§ WRITTEN PROBLEM: Identify, in the records below, every line where the string "Смоленскую" appears, and copy each such line.

§ DATASET CONTENT:
----------

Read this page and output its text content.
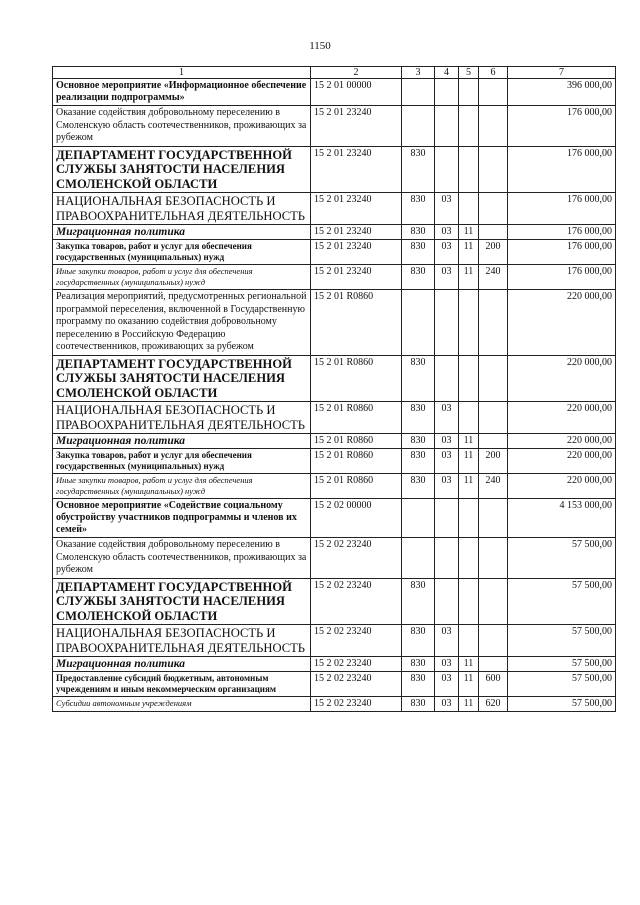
1150
1	2	3	4	5	6	7
Основное мероприятие «Информационное обеспечение реализации подпрограммы»	15 2 01 00000					396 000,00
Оказание содействия добровольному переселению в Смоленскую область соотечественников, проживающих за рубежом	15 2 01 23240					176 000,00
ДЕПАРТАМЕНТ ГОСУДАРСТВЕННОЙ СЛУЖБЫ ЗАНЯТОСТИ НАСЕЛЕНИЯ СМОЛЕНСКОЙ ОБЛАСТИ	15 2 01 23240	830				176 000,00
НАЦИОНАЛЬНАЯ БЕЗОПАСНОСТЬ И ПРАВООХРАНИТЕЛЬНАЯ ДЕЯТЕЛЬНОСТЬ	15 2 01 23240	830	03			176 000,00
Миграционная политика	15 2 01 23240	830	03	11		176 000,00
Закупка товаров, работ и услуг для обеспечения государственных (муниципальных) нужд	15 2 01 23240	830	03	11	200	176 000,00
Иные закупки товаров, работ и услуг для обеспечения государственных (муниципальных) нужд	15 2 01 23240	830	03	11	240	176 000,00
Реализация мероприятий, предусмотренных региональной программой переселения, включенной в Государственную программу по оказанию содействия добровольному переселению в Российскую Федерацию соотечественников, проживающих за рубежом	15 2 01 R0860					220 000,00
ДЕПАРТАМЕНТ ГОСУДАРСТВЕННОЙ СЛУЖБЫ ЗАНЯТОСТИ НАСЕЛЕНИЯ СМОЛЕНСКОЙ ОБЛАСТИ	15 2 01 R0860	830				220 000,00
НАЦИОНАЛЬНАЯ БЕЗОПАСНОСТЬ И ПРАВООХРАНИТЕЛЬНАЯ ДЕЯТЕЛЬНОСТЬ	15 2 01 R0860	830	03			220 000,00
Миграционная политика	15 2 01 R0860	830	03	11		220 000,00
Закупка товаров, работ и услуг для обеспечения государственных (муниципальных) нужд	15 2 01 R0860	830	03	11	200	220 000,00
Иные закупки товаров, работ и услуг для обеспечения государственных (муниципальных) нужд	15 2 01 R0860	830	03	11	240	220 000,00
Основное мероприятие «Содействие социальному обустройству участников подпрограммы и членов их семей»	15 2 02 00000					4 153 000,00
Оказание содействия добровольному переселению в Смоленскую область соотечественников, проживающих за рубежом	15 2 02 23240					57 500,00
ДЕПАРТАМЕНТ ГОСУДАРСТВЕННОЙ СЛУЖБЫ ЗАНЯТОСТИ НАСЕЛЕНИЯ СМОЛЕНСКОЙ ОБЛАСТИ	15 2 02 23240	830				57 500,00
НАЦИОНАЛЬНАЯ БЕЗОПАСНОСТЬ И ПРАВООХРАНИТЕЛЬНАЯ ДЕЯТЕЛЬНОСТЬ	15 2 02 23240	830	03			57 500,00
Миграционная политика	15 2 02 23240	830	03	11		57 500,00
Предоставление субсидий бюджетным, автономным учреждениям и иным некоммерческим организациям	15 2 02 23240	830	03	11	600	57 500,00
Субсидии автономным учреждениям	15 2 02 23240	830	03	11	620	57 500,00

----------

§ OUTPUT OF THE EXERCISE:
Оказание содействия добровольному переселению в Смоленскую область соотечественников, проживающих за рубежом	15 2 01 23240					176 000,00
Оказание содействия добровольному переселению в Смоленскую область соотечественников, проживающих за рубежом	15 2 02 23240					57 500,00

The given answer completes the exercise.